Copy all records verbatim.

[Stored items]
"""
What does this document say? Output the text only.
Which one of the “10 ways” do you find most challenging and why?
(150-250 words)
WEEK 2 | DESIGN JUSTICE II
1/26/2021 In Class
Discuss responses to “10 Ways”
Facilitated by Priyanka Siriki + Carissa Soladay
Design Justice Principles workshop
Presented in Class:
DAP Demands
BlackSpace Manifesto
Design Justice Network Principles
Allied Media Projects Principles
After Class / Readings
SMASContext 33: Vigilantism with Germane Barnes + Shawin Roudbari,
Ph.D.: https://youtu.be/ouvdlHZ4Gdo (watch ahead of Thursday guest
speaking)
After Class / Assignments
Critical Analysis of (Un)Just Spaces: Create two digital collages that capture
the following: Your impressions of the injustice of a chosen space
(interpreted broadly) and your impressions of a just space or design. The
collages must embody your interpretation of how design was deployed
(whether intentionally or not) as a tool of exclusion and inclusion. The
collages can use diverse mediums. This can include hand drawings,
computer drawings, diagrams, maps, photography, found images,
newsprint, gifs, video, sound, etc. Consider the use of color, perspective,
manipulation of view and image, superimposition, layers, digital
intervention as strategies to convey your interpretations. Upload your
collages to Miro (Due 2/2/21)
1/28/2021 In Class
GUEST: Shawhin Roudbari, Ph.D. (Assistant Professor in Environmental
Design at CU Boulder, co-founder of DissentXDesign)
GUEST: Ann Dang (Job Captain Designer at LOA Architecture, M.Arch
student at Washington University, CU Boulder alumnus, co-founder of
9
"""
**ANSWER TO THE TASK**
What does this document say? Output the text only.
Which one of the “10 ways” do you find most challenging and why?
(150-250 words)
WEEK 2 | DESIGN JUSTICE II
1/26/2021 In Class
Discuss responses to “10 Ways”
Facilitated by Priyanka Siriki + Carissa Soladay
Design Justice Principles workshop
Presented in Class:
DAP Demands
BlackSpace Manifesto
Design Justice Network Principles
Allied Media Projects Principles
After Class / Readings
SMASContext 33: Vigilantism with Germane Barnes + Shawin Roudbari,
Ph.D.: https://youtu.be/ouvdlHZ4Gdo (watch ahead of Thursday guest
speaking)
After Class / Assignments
Critical Analysis of (Un)Just Spaces: Create two digital collages that capture
the following: Your impressions of the injustice of a chosen space
(interpreted broadly) and your impressions of a just space or design. The
collages must embody your interpretation of how design was deployed
(whether intentionally or not) as a tool of exclusion and inclusion. The
collages can use diverse mediums. This can include hand drawings,
computer drawings, diagrams, maps, photography, found images,
newsprint, gifs, video, sound, etc. Consider the use of color, perspective,
manipulation of view and image, superimposition, layers, digital
intervention as strategies to convey your interpretations. Upload your
collages to Miro (Due 2/2/21)
1/28/2021 In Class
GUEST: Shawhin Roudbari, Ph.D. (Assistant Professor in Environmental
Design at CU Boulder, co-founder of DissentXDesign)
GUEST: Ann Dang (Job Captain Designer at LOA Architecture, M.Arch
student at Washington University, CU Boulder alumnus, co-founder of
9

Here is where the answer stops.